Data items:

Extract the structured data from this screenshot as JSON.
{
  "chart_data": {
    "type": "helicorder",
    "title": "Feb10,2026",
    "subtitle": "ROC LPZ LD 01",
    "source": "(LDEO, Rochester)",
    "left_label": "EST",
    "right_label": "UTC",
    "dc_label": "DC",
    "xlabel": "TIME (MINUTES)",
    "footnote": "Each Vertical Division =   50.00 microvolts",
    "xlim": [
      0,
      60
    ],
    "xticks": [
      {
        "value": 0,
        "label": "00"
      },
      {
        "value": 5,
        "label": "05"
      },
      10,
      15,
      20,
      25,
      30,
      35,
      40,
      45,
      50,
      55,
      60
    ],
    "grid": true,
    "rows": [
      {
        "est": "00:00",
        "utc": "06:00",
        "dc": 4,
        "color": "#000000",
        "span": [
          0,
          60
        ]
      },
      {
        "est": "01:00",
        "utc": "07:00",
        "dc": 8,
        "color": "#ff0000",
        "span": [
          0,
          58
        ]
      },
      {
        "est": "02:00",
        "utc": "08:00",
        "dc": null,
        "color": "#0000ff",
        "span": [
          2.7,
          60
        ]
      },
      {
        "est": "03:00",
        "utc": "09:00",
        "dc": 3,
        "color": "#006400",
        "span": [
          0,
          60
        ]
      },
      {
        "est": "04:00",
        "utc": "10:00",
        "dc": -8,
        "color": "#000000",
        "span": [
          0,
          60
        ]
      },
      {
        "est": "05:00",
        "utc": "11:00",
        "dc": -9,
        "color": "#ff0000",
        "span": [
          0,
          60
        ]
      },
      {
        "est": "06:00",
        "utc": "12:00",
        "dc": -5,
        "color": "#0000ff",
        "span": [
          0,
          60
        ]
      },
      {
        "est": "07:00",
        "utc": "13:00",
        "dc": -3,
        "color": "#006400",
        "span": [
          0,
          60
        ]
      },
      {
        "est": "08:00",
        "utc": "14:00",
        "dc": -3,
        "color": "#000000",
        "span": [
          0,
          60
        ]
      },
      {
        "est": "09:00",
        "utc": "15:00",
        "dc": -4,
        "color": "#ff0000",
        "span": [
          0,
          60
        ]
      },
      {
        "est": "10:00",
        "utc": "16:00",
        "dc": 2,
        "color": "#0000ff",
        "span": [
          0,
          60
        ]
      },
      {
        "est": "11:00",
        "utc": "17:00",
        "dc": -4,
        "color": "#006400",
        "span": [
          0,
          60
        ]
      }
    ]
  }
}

• _Your objective_
Please restate the whole listing word for word.

• _Solution for this exercise_
Extract the structured data from this screenshot as JSON.
{
  "chart_data": {
    "type": "helicorder",
    "title": "Feb10,2026",
    "subtitle": "ROC LPZ LD 01",
    "source": "(LDEO, Rochester)",
    "left_label": "EST",
    "right_label": "UTC",
    "dc_label": "DC",
    "xlabel": "TIME (MINUTES)",
    "footnote": "Each Vertical Division =   50.00 microvolts",
    "xlim": [
      0,
      60
    ],
    "xticks": [
      {
        "value": 0,
        "label": "00"
      },
      {
        "value": 5,
        "label": "05"
      },
      10,
      15,
      20,
      25,
      30,
      35,
      40,
      45,
      50,
      55,
      60
    ],
    "grid": true,
    "rows": [
      {
        "est": "00:00",
        "utc": "06:00",
        "dc": 4,
        "color": "#000000",
        "span": [
          0,
          60
        ]
      },
      {
        "est": "01:00",
        "utc": "07:00",
        "dc": 8,
        "color": "#ff0000",
        "span": [
          0,
          58
        ]
      },
      {
        "est": "02:00",
        "utc": "08:00",
        "dc": null,
        "color": "#0000ff",
        "span": [
          2.7,
          60
        ]
      },
      {
        "est": "03:00",
        "utc": "09:00",
        "dc": 3,
        "color": "#006400",
        "span": [
          0,
          60
        ]
      },
      {
        "est": "04:00",
        "utc": "10:00",
        "dc": -8,
        "color": "#000000",
        "span": [
          0,
          60
        ]
      },
      {
        "est": "05:00",
        "utc": "11:00",
        "dc": -9,
        "color": "#ff0000",
        "span": [
          0,
          60
        ]
      },
      {
        "est": "06:00",
        "utc": "12:00",
        "dc": -5,
        "color": "#0000ff",
        "span": [
          0,
          60
        ]
      },
      {
        "est": "07:00",
        "utc": "13:00",
        "dc": -3,
        "color": "#006400",
        "span": [
          0,
          60
        ]
      },
      {
        "est": "08:00",
        "utc": "14:00",
        "dc": -3,
        "color": "#000000",
        "span": [
          0,
          60
        ]
      },
      {
        "est": "09:00",
        "utc": "15:00",
        "dc": -4,
        "color": "#ff0000",
        "span": [
          0,
          60
        ]
      },
      {
        "est": "10:00",
        "utc": "16:00",
        "dc": 2,
        "color": "#0000ff",
        "span": [
          0,
          60
        ]
      },
      {
        "est": "11:00",
        "utc": "17:00",
        "dc": -4,
        "color": "#006400",
        "span": [
          0,
          60
        ]
      }
    ]
  }
}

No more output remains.